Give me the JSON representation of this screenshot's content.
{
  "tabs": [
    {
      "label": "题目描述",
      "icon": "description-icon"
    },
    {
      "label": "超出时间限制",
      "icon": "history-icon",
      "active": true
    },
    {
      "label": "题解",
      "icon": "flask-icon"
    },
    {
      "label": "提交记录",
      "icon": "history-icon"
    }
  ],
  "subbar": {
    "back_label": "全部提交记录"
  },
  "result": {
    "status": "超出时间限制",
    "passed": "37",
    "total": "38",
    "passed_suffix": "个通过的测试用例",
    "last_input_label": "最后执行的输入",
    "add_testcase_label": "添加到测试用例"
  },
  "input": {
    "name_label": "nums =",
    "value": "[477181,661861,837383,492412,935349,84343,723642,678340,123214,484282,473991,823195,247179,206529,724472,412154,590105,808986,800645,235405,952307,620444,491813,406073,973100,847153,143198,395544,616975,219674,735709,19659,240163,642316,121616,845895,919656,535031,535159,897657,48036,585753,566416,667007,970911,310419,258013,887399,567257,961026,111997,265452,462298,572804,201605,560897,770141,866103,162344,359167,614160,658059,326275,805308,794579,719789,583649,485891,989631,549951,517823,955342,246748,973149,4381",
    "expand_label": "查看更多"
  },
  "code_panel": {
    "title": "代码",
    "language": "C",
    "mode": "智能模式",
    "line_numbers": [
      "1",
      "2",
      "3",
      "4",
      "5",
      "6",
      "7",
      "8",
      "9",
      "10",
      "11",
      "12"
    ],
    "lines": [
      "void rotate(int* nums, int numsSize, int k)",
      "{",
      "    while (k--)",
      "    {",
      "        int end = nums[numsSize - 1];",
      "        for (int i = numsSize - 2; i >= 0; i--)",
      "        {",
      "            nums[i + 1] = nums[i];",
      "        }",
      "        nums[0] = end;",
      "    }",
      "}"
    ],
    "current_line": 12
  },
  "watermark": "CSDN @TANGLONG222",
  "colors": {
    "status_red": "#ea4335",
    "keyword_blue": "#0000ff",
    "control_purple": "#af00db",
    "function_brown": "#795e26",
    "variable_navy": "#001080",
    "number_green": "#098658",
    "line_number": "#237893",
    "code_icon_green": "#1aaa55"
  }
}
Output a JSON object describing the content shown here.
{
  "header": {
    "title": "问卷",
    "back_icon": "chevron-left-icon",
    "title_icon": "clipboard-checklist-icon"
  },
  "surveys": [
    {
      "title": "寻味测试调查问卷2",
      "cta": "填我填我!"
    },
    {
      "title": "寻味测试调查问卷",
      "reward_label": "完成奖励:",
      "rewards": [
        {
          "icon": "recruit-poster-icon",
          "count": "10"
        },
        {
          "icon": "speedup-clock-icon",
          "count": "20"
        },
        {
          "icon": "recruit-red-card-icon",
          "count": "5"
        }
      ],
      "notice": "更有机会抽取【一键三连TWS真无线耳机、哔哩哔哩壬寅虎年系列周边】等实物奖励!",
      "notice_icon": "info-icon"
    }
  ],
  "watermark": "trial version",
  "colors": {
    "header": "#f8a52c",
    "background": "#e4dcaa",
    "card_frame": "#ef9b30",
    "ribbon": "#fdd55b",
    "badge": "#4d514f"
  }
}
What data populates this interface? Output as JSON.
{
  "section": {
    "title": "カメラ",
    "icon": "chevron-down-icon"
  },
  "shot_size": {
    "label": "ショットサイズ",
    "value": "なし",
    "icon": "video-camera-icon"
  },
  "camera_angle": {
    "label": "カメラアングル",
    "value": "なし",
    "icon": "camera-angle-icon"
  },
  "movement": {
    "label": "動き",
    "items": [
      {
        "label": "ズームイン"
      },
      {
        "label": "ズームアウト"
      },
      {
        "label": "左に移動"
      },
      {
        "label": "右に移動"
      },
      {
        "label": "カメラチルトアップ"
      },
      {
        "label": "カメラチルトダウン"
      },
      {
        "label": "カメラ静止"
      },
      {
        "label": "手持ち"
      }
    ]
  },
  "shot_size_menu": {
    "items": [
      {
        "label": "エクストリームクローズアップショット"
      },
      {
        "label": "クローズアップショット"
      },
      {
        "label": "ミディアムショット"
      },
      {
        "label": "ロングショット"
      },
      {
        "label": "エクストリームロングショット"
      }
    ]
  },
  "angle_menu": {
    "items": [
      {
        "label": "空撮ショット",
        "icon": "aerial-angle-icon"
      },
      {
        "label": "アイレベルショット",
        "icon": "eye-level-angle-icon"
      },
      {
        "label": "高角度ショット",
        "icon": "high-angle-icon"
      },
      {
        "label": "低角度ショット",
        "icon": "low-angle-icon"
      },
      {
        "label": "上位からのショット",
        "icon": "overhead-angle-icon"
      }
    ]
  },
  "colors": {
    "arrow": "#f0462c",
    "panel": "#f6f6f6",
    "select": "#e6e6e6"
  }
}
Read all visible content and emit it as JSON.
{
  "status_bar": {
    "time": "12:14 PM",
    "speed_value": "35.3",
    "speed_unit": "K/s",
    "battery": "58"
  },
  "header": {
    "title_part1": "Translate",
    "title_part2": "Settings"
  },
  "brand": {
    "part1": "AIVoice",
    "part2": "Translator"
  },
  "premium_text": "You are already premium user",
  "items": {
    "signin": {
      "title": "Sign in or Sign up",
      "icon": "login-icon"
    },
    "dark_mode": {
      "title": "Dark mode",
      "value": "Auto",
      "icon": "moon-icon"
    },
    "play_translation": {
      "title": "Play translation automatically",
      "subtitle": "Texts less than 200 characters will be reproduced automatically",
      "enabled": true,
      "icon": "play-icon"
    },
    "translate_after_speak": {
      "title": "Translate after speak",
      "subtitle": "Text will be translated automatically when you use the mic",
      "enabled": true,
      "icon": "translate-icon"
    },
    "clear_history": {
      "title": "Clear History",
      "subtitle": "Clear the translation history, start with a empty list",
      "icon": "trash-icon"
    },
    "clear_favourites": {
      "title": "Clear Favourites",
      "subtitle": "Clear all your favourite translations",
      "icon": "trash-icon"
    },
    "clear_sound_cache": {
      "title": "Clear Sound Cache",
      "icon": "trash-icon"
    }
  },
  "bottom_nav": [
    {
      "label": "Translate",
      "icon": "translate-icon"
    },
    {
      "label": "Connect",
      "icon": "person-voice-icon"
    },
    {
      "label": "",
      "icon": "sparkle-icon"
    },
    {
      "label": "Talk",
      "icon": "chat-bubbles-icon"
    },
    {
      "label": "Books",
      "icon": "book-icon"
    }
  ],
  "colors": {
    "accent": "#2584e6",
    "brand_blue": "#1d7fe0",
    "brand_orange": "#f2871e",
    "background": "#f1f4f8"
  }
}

━━━━━━

Given task >>
Scan the material above. Copy each line that holds the word "subtitle".

Finished answer >>
      "subtitle": "Texts less than 200 characters will be reproduced automatically",
      "subtitle": "Text will be translated automatically when you use the mic",
      "subtitle": "Clear the translation history, start with a empty list",
      "subtitle": "Clear all your favourite translations",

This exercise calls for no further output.